--- start Data to use ---

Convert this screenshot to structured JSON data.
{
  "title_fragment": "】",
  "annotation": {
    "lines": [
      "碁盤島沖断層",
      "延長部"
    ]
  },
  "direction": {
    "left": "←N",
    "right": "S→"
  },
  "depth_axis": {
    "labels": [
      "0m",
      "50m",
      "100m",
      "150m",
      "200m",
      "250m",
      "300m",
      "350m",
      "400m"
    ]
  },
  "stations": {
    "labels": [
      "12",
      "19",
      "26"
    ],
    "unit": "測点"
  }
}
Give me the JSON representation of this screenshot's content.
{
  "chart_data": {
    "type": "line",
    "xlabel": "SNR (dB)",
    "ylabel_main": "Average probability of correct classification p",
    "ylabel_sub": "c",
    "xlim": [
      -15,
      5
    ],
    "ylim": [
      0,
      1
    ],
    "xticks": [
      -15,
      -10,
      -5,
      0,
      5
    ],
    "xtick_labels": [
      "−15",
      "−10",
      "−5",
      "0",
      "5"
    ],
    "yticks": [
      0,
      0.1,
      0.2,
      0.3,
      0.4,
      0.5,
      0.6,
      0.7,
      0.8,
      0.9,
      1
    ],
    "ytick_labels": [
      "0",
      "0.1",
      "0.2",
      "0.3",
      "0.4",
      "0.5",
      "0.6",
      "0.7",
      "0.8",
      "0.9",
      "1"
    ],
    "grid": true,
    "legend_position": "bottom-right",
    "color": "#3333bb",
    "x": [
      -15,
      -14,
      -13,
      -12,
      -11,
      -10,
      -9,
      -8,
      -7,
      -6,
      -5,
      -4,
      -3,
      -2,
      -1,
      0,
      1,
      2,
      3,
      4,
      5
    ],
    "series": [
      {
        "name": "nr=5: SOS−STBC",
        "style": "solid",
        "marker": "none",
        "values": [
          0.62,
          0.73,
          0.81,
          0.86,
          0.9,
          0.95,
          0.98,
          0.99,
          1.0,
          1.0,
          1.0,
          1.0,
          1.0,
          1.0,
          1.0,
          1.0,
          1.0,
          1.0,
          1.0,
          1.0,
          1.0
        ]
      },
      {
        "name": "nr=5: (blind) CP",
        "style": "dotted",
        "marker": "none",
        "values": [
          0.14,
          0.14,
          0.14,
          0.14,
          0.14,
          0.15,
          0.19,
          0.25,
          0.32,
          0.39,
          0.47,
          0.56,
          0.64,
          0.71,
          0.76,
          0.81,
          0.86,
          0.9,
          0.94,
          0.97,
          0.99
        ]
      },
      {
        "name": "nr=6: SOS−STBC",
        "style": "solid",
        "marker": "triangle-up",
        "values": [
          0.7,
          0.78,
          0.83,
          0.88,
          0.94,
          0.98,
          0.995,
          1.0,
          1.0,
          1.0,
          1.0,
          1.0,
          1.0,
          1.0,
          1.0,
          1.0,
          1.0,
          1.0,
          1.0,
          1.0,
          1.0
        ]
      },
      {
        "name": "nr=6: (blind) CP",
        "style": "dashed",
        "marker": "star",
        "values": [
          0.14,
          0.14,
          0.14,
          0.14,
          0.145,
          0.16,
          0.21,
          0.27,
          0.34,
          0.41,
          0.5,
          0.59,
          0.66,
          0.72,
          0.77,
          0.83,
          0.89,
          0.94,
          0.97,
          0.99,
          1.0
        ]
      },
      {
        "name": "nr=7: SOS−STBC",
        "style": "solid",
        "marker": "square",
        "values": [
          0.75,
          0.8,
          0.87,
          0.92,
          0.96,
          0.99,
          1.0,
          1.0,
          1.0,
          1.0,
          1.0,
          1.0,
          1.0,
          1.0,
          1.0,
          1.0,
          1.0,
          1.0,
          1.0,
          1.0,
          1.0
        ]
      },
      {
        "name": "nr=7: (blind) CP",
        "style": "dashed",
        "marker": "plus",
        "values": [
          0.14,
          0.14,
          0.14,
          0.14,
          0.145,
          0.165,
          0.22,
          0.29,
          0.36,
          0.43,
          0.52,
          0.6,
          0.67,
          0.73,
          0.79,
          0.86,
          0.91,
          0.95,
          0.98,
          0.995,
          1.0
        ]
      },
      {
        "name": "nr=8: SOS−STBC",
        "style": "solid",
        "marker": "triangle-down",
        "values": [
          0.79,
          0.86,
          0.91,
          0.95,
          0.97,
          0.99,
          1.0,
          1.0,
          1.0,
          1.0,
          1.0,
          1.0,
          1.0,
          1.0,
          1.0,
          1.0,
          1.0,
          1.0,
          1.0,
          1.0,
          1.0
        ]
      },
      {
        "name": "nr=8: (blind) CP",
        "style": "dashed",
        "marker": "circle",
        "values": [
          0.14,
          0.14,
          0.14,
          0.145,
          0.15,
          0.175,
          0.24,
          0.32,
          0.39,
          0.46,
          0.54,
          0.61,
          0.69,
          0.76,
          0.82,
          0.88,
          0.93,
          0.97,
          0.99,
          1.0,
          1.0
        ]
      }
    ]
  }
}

--- end Data to use ---

■ Task directions ■
Each line in the material above must be retyped without alteration.

■ Solution to the problem ■
Convert this screenshot to structured JSON data.
{
  "title_fragment": "】",
  "annotation": {
    "lines": [
      "碁盤島沖断層",
      "延長部"
    ]
  },
  "direction": {
    "left": "←N",
    "right": "S→"
  },
  "depth_axis": {
    "labels": [
      "0m",
      "50m",
      "100m",
      "150m",
      "200m",
      "250m",
      "300m",
      "350m",
      "400m"
    ]
  },
  "stations": {
    "labels": [
      "12",
      "19",
      "26"
    ],
    "unit": "測点"
  }
}
Give me the JSON representation of this screenshot's content.
{
  "chart_data": {
    "type": "line",
    "xlabel": "SNR (dB)",
    "ylabel_main": "Average probability of correct classification p",
    "ylabel_sub": "c",
    "xlim": [
      -15,
      5
    ],
    "ylim": [
      0,
      1
    ],
    "xticks": [
      -15,
      -10,
      -5,
      0,
      5
    ],
    "xtick_labels": [
      "−15",
      "−10",
      "−5",
      "0",
      "5"
    ],
    "yticks": [
      0,
      0.1,
      0.2,
      0.3,
      0.4,
      0.5,
      0.6,
      0.7,
      0.8,
      0.9,
      1
    ],
    "ytick_labels": [
      "0",
      "0.1",
      "0.2",
      "0.3",
      "0.4",
      "0.5",
      "0.6",
      "0.7",
      "0.8",
      "0.9",
      "1"
    ],
    "grid": true,
    "legend_position": "bottom-right",
    "color": "#3333bb",
    "x": [
      -15,
      -14,
      -13,
      -12,
      -11,
      -10,
      -9,
      -8,
      -7,
      -6,
      -5,
      -4,
      -3,
      -2,
      -1,
      0,
      1,
      2,
      3,
      4,
      5
    ],
    "series": [
      {
        "name": "nr=5: SOS−STBC",
        "style": "solid",
        "marker": "none",
        "values": [
          0.62,
          0.73,
          0.81,
          0.86,
          0.9,
          0.95,
          0.98,
          0.99,
          1.0,
          1.0,
          1.0,
          1.0,
          1.0,
          1.0,
          1.0,
          1.0,
          1.0,
          1.0,
          1.0,
          1.0,
          1.0
        ]
      },
      {
        "name": "nr=5: (blind) CP",
        "style": "dotted",
        "marker": "none",
        "values": [
          0.14,
          0.14,
          0.14,
          0.14,
          0.14,
          0.15,
          0.19,
          0.25,
          0.32,
          0.39,
          0.47,
          0.56,
          0.64,
          0.71,
          0.76,
          0.81,
          0.86,
          0.9,
          0.94,
          0.97,
          0.99
        ]
      },
      {
        "name": "nr=6: SOS−STBC",
        "style": "solid",
        "marker": "triangle-up",
        "values": [
          0.7,
          0.78,
          0.83,
          0.88,
          0.94,
          0.98,
          0.995,
          1.0,
          1.0,
          1.0,
          1.0,
          1.0,
          1.0,
          1.0,
          1.0,
          1.0,
          1.0,
          1.0,
          1.0,
          1.0,
          1.0
        ]
      },
      {
        "name": "nr=6: (blind) CP",
        "style": "dashed",
        "marker": "star",
        "values": [
          0.14,
          0.14,
          0.14,
          0.14,
          0.145,
          0.16,
          0.21,
          0.27,
          0.34,
          0.41,
          0.5,
          0.59,
          0.66,
          0.72,
          0.77,
          0.83,
          0.89,
          0.94,
          0.97,
          0.99,
          1.0
        ]
      },
      {
        "name": "nr=7: SOS−STBC",
        "style": "solid",
        "marker": "square",
        "values": [
          0.75,
          0.8,
          0.87,
          0.92,
          0.96,
          0.99,
          1.0,
          1.0,
          1.0,
          1.0,
          1.0,
          1.0,
          1.0,
          1.0,
          1.0,
          1.0,
          1.0,
          1.0,
          1.0,
          1.0,
          1.0
        ]
      },
      {
        "name": "nr=7: (blind) CP",
        "style": "dashed",
        "marker": "plus",
        "values": [
          0.14,
          0.14,
          0.14,
          0.14,
          0.145,
          0.165,
          0.22,
          0.29,
          0.36,
          0.43,
          0.52,
          0.6,
          0.67,
          0.73,
          0.79,
          0.86,
          0.91,
          0.95,
          0.98,
          0.995,
          1.0
        ]
      },
      {
        "name": "nr=8: SOS−STBC",
        "style": "solid",
        "marker": "triangle-down",
        "values": [
          0.79,
          0.86,
          0.91,
          0.95,
          0.97,
          0.99,
          1.0,
          1.0,
          1.0,
          1.0,
          1.0,
          1.0,
          1.0,
          1.0,
          1.0,
          1.0,
          1.0,
          1.0,
          1.0,
          1.0,
          1.0
        ]
      },
      {
        "name": "nr=8: (blind) CP",
        "style": "dashed",
        "marker": "circle",
        "values": [
          0.14,
          0.14,
          0.14,
          0.145,
          0.15,
          0.175,
          0.24,
          0.32,
          0.39,
          0.46,
          0.54,
          0.61,
          0.69,
          0.76,
          0.82,
          0.88,
          0.93,
          0.97,
          0.99,
          1.0,
          1.0
        ]
      }
    ]
  }
}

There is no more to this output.